Skip the images and copy each record exactly as written.

Record extracts:
▼▼▼

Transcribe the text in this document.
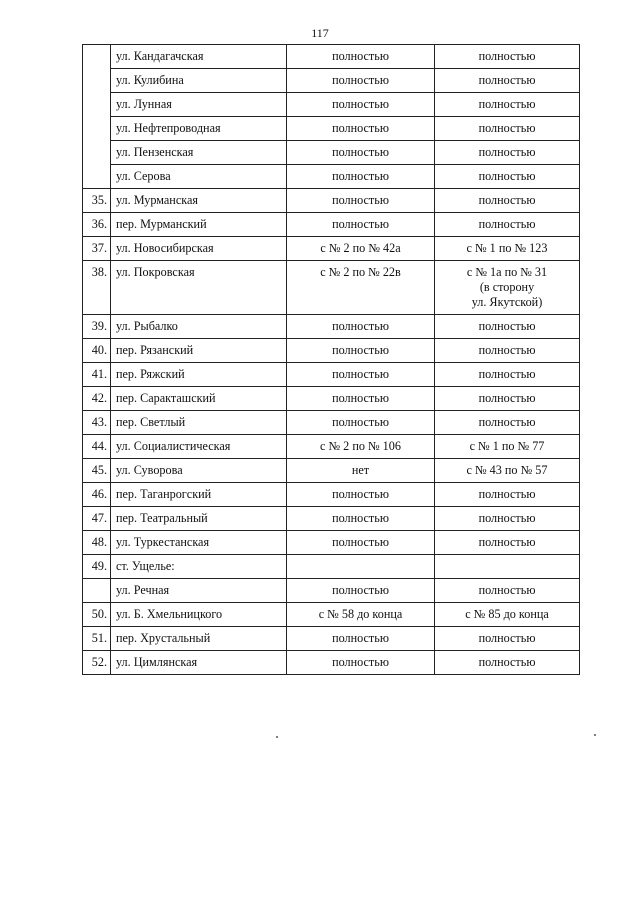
117
	ул. Кандагачская	полностью	полностью
	ул. Кулибина	полностью	полностью
	ул. Лунная	полностью	полностью
	ул. Нефтепроводная	полностью	полностью
	ул. Пензенская	полностью	полностью
	ул. Серова	полностью	полностью
35.	ул. Мурманская	полностью	полностью
36.	пер. Мурманский	полностью	полностью
37.	ул. Новосибирская	с № 2 по № 42а	с № 1 по № 123
38.	ул. Покровская	с № 2 по № 22в	с № 1а по № 31
(в сторону
ул. Якутской)
39.	ул. Рыбалко	полностью	полностью
40.	пер. Рязанский	полностью	полностью
41.	пер. Ряжский	полностью	полностью
42.	пер. Саракташский	полностью	полностью
43.	пер. Светлый	полностью	полностью
44.	ул. Социалистическая	с № 2 по № 106	с № 1 по № 77
45.	ул. Суворова	нет	с № 43 по № 57
46.	пер. Таганрогский	полностью	полностью
47.	пер. Театральный	полностью	полностью
48.	ул. Туркестанская	полностью	полностью
49.	ст. Ущелье:		
	ул. Речная	полностью	полностью
50.	ул. Б. Хмельницкого	с № 58 до конца	с № 85 до конца
51.	пер. Хрустальный	полностью	полностью
52.	ул. Цимлянская	полностью	полностью
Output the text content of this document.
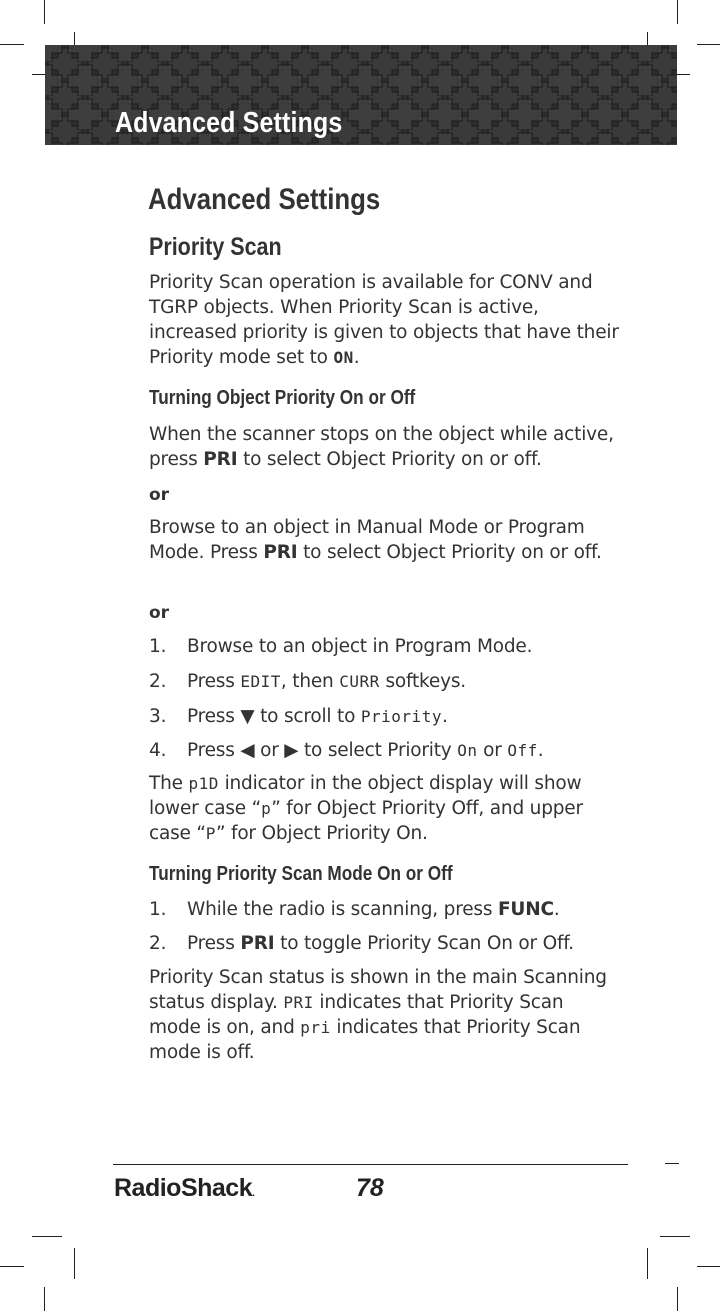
Advanced Settings
Advanced Settings
Priority Scan
Priority Scan operation is available for CONV and TGRP objects. When Priority Scan is active, increased priority is given to objects that have their Priority mode set to ON.
Turning Object Priority On or Off
When the scanner stops on the object while active, press PRI to select Object Priority on or off.
or
Browse to an object in Manual Mode or Program Mode. Press PRI to select Object Priority on or off.
or
1. Browse to an object in Program Mode.
2. Press EDIT, then CURR softkeys.
3. Press ▼ to scroll to Priority.
4. Press ◀ or ▶ to select Priority On or Off.
The p1D indicator in the object display will show lower case “p” for Object Priority Off, and upper case “P” for Object Priority On.
Turning Priority Scan Mode On or Off
1. While the radio is scanning, press FUNC.
2. Press PRI to toggle Priority Scan On or Off.
Priority Scan status is shown in the main Scanning status display. PRI indicates that Priority Scan mode is on, and pri indicates that Priority Scan mode is off.
RadioShack.	78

▲▲▲

Answer to this problem:
Transcribe the text in this document.
117
	ул. Кандагачская	полностью	полностью
	ул. Кулибина	полностью	полностью
	ул. Лунная	полностью	полностью
	ул. Нефтепроводная	полностью	полностью
	ул. Пензенская	полностью	полностью
	ул. Серова	полностью	полностью
35.	ул. Мурманская	полностью	полностью
36.	пер. Мурманский	полностью	полностью
37.	ул. Новосибирская	с № 2 по № 42а	с № 1 по № 123
38.	ул. Покровская	с № 2 по № 22в	с № 1а по № 31
(в сторону
ул. Якутской)
39.	ул. Рыбалко	полностью	полностью
40.	пер. Рязанский	полностью	полностью
41.	пер. Ряжский	полностью	полностью
42.	пер. Саракташский	полностью	полностью
43.	пер. Светлый	полностью	полностью
44.	ул. Социалистическая	с № 2 по № 106	с № 1 по № 77
45.	ул. Суворова	нет	с № 43 по № 57
46.	пер. Таганрогский	полностью	полностью
47.	пер. Театральный	полностью	полностью
48.	ул. Туркестанская	полностью	полностью
49.	ст. Ущелье:		
	ул. Речная	полностью	полностью
50.	ул. Б. Хмельницкого	с № 58 до конца	с № 85 до конца
51.	пер. Хрустальный	полностью	полностью
52.	ул. Цимлянская	полностью	полностью
Output the text content of this document.
Advanced Settings
Advanced Settings
Priority Scan
Priority Scan operation is available for CONV and TGRP objects. When Priority Scan is active, increased priority is given to objects that have their Priority mode set to ON.
Turning Object Priority On or Off
When the scanner stops on the object while active, press PRI to select Object Priority on or off.
or
Browse to an object in Manual Mode or Program Mode. Press PRI to select Object Priority on or off.
or
1. Browse to an object in Program Mode.
2. Press EDIT, then CURR softkeys.
3. Press ▼ to scroll to Priority.
4. Press ◀ or ▶ to select Priority On or Off.
The p1D indicator in the object display will show lower case “p” for Object Priority Off, and upper case “P” for Object Priority On.
Turning Priority Scan Mode On or Off
1. While the radio is scanning, press FUNC.
2. Press PRI to toggle Priority Scan On or Off.
Priority Scan status is shown in the main Scanning status display. PRI indicates that Priority Scan mode is on, and pri indicates that Priority Scan mode is off.
RadioShack.	78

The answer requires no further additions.